Exercise requirements » Copy each line below that includes "dimension".

[Dataset rows about figures]

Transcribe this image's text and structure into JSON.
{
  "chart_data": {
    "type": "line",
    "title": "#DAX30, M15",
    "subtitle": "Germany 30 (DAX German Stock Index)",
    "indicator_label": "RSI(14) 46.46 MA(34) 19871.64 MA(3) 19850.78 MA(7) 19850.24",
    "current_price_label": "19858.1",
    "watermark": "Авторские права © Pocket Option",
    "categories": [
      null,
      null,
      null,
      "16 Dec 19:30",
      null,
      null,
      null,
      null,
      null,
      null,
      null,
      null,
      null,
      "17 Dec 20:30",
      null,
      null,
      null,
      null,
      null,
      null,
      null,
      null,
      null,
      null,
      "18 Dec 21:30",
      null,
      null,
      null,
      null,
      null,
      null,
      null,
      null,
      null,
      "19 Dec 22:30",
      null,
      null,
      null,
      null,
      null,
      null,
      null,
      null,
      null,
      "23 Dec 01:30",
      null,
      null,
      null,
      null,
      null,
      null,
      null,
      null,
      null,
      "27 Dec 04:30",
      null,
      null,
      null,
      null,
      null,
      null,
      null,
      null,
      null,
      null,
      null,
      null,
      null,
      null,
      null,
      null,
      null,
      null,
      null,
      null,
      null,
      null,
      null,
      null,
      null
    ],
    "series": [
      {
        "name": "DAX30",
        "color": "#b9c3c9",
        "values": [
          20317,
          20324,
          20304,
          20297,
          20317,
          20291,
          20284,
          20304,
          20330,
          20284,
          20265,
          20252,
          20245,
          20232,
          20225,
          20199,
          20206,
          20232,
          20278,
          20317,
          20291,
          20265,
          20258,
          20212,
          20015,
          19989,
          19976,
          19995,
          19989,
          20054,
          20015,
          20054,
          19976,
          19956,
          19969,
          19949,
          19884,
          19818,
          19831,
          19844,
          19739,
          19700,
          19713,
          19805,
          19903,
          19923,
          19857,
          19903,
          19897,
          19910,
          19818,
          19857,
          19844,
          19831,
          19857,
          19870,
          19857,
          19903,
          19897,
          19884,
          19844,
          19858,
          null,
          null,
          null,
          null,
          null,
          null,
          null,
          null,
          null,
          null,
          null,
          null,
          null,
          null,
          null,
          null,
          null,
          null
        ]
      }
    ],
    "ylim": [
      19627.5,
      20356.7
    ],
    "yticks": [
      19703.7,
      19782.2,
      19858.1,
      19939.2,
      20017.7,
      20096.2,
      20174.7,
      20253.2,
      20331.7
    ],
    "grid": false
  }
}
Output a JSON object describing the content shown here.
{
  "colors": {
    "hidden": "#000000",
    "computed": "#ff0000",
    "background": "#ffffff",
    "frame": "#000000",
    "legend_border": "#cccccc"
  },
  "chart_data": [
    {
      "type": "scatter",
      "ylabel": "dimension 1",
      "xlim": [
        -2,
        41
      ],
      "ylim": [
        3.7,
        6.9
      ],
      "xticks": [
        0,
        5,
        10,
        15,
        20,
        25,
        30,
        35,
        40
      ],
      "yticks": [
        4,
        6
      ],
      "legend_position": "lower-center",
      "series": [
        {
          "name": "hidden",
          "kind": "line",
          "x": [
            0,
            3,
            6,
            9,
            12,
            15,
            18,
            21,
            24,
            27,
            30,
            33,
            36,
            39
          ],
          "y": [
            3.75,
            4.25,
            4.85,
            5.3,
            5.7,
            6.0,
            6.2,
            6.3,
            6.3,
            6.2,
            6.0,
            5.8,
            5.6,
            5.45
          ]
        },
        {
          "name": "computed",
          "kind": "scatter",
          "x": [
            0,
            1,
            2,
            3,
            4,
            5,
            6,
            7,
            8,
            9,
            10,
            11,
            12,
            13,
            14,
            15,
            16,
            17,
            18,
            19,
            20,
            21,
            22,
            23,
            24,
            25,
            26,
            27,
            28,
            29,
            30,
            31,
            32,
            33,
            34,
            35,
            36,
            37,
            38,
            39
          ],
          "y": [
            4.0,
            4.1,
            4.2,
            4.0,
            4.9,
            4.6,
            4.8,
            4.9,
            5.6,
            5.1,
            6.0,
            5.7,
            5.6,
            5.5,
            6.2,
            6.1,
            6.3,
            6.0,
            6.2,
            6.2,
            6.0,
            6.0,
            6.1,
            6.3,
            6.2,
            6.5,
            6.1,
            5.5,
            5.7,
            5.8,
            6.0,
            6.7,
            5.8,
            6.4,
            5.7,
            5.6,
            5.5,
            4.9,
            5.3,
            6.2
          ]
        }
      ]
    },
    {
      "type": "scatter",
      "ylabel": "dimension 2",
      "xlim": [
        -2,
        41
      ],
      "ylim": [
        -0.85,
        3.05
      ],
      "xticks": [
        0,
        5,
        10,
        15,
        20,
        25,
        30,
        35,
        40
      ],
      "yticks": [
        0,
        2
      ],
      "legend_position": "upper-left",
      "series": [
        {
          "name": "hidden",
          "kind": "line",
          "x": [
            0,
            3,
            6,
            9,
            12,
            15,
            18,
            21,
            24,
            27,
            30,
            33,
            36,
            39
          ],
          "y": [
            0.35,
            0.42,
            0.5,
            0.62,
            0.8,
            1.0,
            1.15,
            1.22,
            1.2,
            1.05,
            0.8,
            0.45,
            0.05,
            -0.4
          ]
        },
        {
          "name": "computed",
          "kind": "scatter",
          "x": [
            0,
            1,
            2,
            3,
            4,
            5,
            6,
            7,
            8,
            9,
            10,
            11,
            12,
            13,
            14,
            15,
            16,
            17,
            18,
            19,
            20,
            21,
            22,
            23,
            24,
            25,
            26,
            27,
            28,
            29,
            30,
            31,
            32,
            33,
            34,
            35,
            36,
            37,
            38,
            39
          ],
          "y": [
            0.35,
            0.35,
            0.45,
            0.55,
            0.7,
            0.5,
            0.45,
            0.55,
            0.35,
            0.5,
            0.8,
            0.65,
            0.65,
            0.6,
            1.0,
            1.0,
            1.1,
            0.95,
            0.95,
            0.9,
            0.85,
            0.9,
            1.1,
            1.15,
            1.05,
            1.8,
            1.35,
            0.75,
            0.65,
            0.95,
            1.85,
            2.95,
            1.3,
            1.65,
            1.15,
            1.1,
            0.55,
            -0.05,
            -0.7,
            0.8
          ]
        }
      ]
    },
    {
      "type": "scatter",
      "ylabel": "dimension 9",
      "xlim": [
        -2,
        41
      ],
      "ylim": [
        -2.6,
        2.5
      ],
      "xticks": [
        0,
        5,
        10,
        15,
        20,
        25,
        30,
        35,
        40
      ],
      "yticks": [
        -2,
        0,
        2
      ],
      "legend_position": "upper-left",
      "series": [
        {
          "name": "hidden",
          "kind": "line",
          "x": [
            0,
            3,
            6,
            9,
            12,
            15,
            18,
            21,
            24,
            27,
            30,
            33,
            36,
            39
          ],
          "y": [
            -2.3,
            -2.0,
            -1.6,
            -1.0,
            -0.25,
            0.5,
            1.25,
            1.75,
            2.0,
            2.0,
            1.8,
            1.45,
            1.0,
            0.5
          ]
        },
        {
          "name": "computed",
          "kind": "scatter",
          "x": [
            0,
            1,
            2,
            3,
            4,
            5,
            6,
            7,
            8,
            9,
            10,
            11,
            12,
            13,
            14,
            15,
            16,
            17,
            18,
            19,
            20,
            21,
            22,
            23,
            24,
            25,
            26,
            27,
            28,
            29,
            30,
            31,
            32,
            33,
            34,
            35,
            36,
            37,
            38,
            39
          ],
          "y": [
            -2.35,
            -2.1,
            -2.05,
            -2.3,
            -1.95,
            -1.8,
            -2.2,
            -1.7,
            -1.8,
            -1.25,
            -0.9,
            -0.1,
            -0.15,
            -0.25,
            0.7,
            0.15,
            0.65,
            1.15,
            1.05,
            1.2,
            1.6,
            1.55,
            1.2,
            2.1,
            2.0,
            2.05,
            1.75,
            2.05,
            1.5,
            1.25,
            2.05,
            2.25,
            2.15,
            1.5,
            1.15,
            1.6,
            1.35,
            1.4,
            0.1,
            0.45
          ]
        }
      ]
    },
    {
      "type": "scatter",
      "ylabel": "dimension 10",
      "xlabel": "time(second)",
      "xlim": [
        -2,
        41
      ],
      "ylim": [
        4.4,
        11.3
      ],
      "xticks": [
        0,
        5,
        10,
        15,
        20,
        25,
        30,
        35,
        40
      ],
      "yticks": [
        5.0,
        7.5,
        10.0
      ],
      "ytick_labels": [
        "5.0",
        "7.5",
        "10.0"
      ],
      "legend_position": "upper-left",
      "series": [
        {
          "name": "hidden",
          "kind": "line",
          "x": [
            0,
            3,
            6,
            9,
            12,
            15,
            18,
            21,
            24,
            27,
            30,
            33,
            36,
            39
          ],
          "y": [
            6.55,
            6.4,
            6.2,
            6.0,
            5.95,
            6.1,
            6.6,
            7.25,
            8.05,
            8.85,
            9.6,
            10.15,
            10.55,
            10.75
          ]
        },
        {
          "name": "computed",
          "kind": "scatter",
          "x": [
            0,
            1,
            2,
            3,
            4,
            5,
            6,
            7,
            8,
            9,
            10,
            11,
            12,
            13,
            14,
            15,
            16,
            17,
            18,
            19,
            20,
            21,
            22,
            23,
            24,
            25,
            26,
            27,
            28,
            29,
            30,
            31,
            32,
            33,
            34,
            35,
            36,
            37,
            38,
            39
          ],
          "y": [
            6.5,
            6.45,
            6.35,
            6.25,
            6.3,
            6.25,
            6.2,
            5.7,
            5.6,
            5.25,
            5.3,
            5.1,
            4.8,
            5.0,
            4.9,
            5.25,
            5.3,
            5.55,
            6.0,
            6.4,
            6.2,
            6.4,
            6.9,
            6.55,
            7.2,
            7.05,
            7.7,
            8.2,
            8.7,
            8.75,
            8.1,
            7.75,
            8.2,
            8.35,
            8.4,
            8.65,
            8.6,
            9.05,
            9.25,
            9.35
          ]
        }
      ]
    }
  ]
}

Final result »
      "ylabel": "dimension 1",
      "ylabel": "dimension 2",
      "ylabel": "dimension 9",
      "ylabel": "dimension 10",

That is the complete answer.